• **Recorded data**:
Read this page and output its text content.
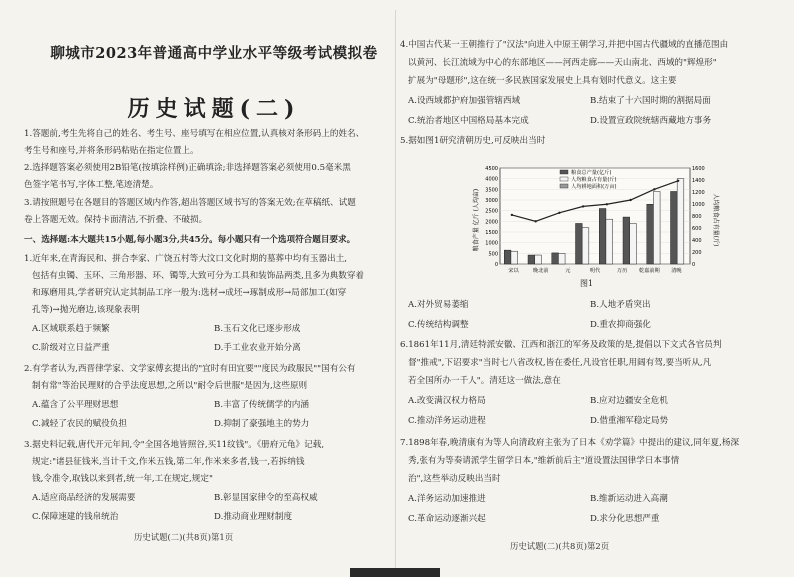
聊城市2023年普通高中学业水平等级考试模拟卷
历史试题(二)
1.答题前,考生先将自己的姓名、考生号、座号填写在相应位置,认真核对条形码上的姓名、
考生号和座号,并将条形码粘贴在指定位置上。
2.选择题答案必须使用2B铅笔(按填涂样例)正确填涂;非选择题答案必须使用0.5毫米黑
色签字笔书写,字体工整,笔迹清楚。
3.请按照题号在各题目的答题区域内作答,超出答题区域书写的答案无效;在草稿纸、试题
卷上答题无效。保持卡面清洁,不折叠、不破损。
一、选择题:本大题共15小题,每小题3分,共45分。每小题只有一个选项符合题目要求。
1.近年来,在青海民和、拼合李家、广饶五村等大汶口文化时期的墓葬中均有玉器出土,
包括有虫镯、玉环、三角形器、环、镯等,大致可分为工具和装饰品两类,且多为典数穿着
和琢磨用具,学者研究认定其制品工序一般为:选材→成坯→琢制成形→局部加工(如穿
孔等)→抛光磨边,该现象表明
A.区域联系趋于频繁	B.玉石文化已逐步形成
C.阶级对立日益严重	D.手工业农业开始分离
2.有学者认为,西晋律学家、文学家傅玄提出的"宜时有田宜要""度民为政服民""国有公有
制有常"等治民理财的合乎法度思想,之所以"耐令后世服"是因为,这些原则
A.蕴含了公平理财思想	B.丰富了传统儒学的内涵
C.减轻了农民的赋役负担	D.抑制了豪强地主的势力
3.据史料记载,唐代开元年间,令"全国各地皆照谷,买11纹钱"。《册府元龟》记载,
规定:"诸县征钱米,当计千文,作米五钱,第二年,作米来多者,钱一,若拆纳钱
钱,令准令,取钱以来到者,统一年,工在规定,规定"
A.适应商品经济的发展需要	B.彰显国家律令的至高权威
C.保障速建的钱帛统治	D.推动商业理财制度
历史试题(二)(共8页)第1页
4.中国古代某一王朝推行了"汉法"向进入中原王朝学习,并把中国古代疆域的直播范围由
以黄河、长江流域为中心的东部地区——河西走廊——天山南北、西域的"辉煌形"
扩展为"母题形",这在统一多民族国家发展史上具有划时代意义。这主要
A.设西域都护府加强管辖西域	B.结束了十六国时期的割据局面
C.统治者地区中国格局基本完成	D.设置宣政院统辖西藏地方事务
5.据如图1研究清朝历史,可反映出当时
0
500
1000
1500
2000
2500
3000
3500
4000
4500
0
200
400
600
800
1000
1200
1400
1600
宋以	晚北前	元	明代	万历 乾嘉前期 清晚
粮食总产量(亿斤)
人均粮食占有量(斤)
人均耕地面积(万亩)
粮食产量 亿斤 (人均亩)	人均粮食占有量(斤)
图1
A.对外贸易萎缩	B.人地矛盾突出
C.传统结构调整	D.重农抑商强化
6.1861年11月,清廷特派安徽、江西和浙江的军务及政策的是,提倡以下文式各官员判
督"推戒",下诏要求"当时七八省改权,皆在委任,凡设官任职,用阔有驾,要当听从,凡
若全国所办一千人"。清廷这一做法,意在
A.改变满汉权力格局	B.应对边疆安全危机
C.推动洋务运动进程	D.借重湘军稳定局势
7.1898年春,晚清康有为等人向清政府主张为了日本《劝学篇》中提出的建议,同年夏,杨深
秀,张有为等奏请派学生留学日本,"维新前后主"道设置法国律学日本事情
治",这些举动反映出当时
A.洋务运动加速推进	B.维新运动进入高潮
C.革命运动逐渐兴起	D.求分化思想严重
历史试题(二)(共8页)第2页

• **PROBLEM TO SOLVE**:
Print each record exactly as it stands, leaving the images out.

• **COMPLETED TASK**:
Read this page and output its text content.
聊城市2023年普通高中学业水平等级考试模拟卷
历史试题(二)
1.答题前,考生先将自己的姓名、考生号、座号填写在相应位置,认真核对条形码上的姓名、
考生号和座号,并将条形码粘贴在指定位置上。
2.选择题答案必须使用2B铅笔(按填涂样例)正确填涂;非选择题答案必须使用0.5毫米黑
色签字笔书写,字体工整,笔迹清楚。
3.请按照题号在各题目的答题区域内作答,超出答题区域书写的答案无效;在草稿纸、试题
卷上答题无效。保持卡面清洁,不折叠、不破损。
一、选择题:本大题共15小题,每小题3分,共45分。每小题只有一个选项符合题目要求。
1.近年来,在青海民和、拼合李家、广饶五村等大汶口文化时期的墓葬中均有玉器出土,
包括有虫镯、玉环、三角形器、环、镯等,大致可分为工具和装饰品两类,且多为典数穿着
和琢磨用具,学者研究认定其制品工序一般为:选材→成坯→琢制成形→局部加工(如穿
孔等)→抛光磨边,该现象表明
A.区域联系趋于频繁	B.玉石文化已逐步形成
C.阶级对立日益严重	D.手工业农业开始分离
2.有学者认为,西晋律学家、文学家傅玄提出的"宜时有田宜要""度民为政服民""国有公有
制有常"等治民理财的合乎法度思想,之所以"耐令后世服"是因为,这些原则
A.蕴含了公平理财思想	B.丰富了传统儒学的内涵
C.减轻了农民的赋役负担	D.抑制了豪强地主的势力
3.据史料记载,唐代开元年间,令"全国各地皆照谷,买11纹钱"。《册府元龟》记载,
规定:"诸县征钱米,当计千文,作米五钱,第二年,作米来多者,钱一,若拆纳钱
钱,令准令,取钱以来到者,统一年,工在规定,规定"
A.适应商品经济的发展需要	B.彰显国家律令的至高权威
C.保障速建的钱帛统治	D.推动商业理财制度
历史试题(二)(共8页)第1页
4.中国古代某一王朝推行了"汉法"向进入中原王朝学习,并把中国古代疆域的直播范围由
以黄河、长江流域为中心的东部地区——河西走廊——天山南北、西域的"辉煌形"
扩展为"母题形",这在统一多民族国家发展史上具有划时代意义。这主要
A.设西域都护府加强管辖西域	B.结束了十六国时期的割据局面
C.统治者地区中国格局基本完成	D.设置宣政院统辖西藏地方事务
5.据如图1研究清朝历史,可反映出当时
0
500
1000
1500
2000
2500
3000
3500
4000
4500
0
200
400
600
800
1000
1200
1400
1600
宋以	晚北前	元	明代	万历 乾嘉前期 清晚
粮食总产量(亿斤)
人均粮食占有量(斤)
人均耕地面积(万亩)
粮食产量 亿斤 (人均亩)	人均粮食占有量(斤)
图1
A.对外贸易萎缩	B.人地矛盾突出
C.传统结构调整	D.重农抑商强化
6.1861年11月,清廷特派安徽、江西和浙江的军务及政策的是,提倡以下文式各官员判
督"推戒",下诏要求"当时七八省改权,皆在委任,凡设官任职,用阔有驾,要当听从,凡
若全国所办一千人"。清廷这一做法,意在
A.改变满汉权力格局	B.应对边疆安全危机
C.推动洋务运动进程	D.借重湘军稳定局势
7.1898年春,晚清康有为等人向清政府主张为了日本《劝学篇》中提出的建议,同年夏,杨深
秀,张有为等奏请派学生留学日本,"维新前后主"道设置法国律学日本事情
治",这些举动反映出当时
A.洋务运动加速推进	B.维新运动进入高潮
C.革命运动逐渐兴起	D.求分化思想严重
历史试题(二)(共8页)第2页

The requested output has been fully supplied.